** START Excerpted data **

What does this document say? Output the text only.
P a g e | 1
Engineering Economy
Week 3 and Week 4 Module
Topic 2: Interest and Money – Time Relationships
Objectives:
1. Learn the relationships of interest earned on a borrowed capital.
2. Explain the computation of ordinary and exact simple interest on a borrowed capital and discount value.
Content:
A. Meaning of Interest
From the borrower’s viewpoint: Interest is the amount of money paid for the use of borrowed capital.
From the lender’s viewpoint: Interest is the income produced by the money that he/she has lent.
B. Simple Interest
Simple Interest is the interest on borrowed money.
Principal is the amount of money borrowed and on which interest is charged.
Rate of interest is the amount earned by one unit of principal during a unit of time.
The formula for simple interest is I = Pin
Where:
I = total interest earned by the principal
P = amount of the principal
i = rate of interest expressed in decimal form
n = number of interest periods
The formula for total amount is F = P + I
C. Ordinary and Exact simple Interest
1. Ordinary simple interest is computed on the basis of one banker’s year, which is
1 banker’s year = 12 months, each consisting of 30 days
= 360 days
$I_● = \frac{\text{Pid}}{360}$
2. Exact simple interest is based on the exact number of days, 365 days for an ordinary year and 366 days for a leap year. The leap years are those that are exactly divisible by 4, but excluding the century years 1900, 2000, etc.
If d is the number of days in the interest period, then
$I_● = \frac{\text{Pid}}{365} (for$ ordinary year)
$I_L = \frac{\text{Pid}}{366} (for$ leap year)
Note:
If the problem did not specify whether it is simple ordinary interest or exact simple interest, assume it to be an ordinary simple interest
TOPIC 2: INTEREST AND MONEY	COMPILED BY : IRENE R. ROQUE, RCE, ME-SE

** END Excerpted data **

All of the material must be reproduced exactly.

> _Result of this exercise_:
What does this document say? Output the text only.
P a g e | 1
Engineering Economy
Week 3 and Week 4 Module
Topic 2: Interest and Money – Time Relationships
Objectives:
1. Learn the relationships of interest earned on a borrowed capital.
2. Explain the computation of ordinary and exact simple interest on a borrowed capital and discount value.
Content:
A. Meaning of Interest
From the borrower’s viewpoint: Interest is the amount of money paid for the use of borrowed capital.
From the lender’s viewpoint: Interest is the income produced by the money that he/she has lent.
B. Simple Interest
Simple Interest is the interest on borrowed money.
Principal is the amount of money borrowed and on which interest is charged.
Rate of interest is the amount earned by one unit of principal during a unit of time.
The formula for simple interest is I = Pin
Where:
I = total interest earned by the principal
P = amount of the principal
i = rate of interest expressed in decimal form
n = number of interest periods
The formula for total amount is F = P + I
C. Ordinary and Exact simple Interest
1. Ordinary simple interest is computed on the basis of one banker’s year, which is
1 banker’s year = 12 months, each consisting of 30 days
= 360 days
$I_● = \frac{\text{Pid}}{360}$
2. Exact simple interest is based on the exact number of days, 365 days for an ordinary year and 366 days for a leap year. The leap years are those that are exactly divisible by 4, but excluding the century years 1900, 2000, etc.
If d is the number of days in the interest period, then
$I_● = \frac{\text{Pid}}{365} (for$ ordinary year)
$I_L = \frac{\text{Pid}}{366} (for$ leap year)
Note:
If the problem did not specify whether it is simple ordinary interest or exact simple interest, assume it to be an ordinary simple interest
TOPIC 2: INTEREST AND MONEY	COMPILED BY : IRENE R. ROQUE, RCE, ME-SE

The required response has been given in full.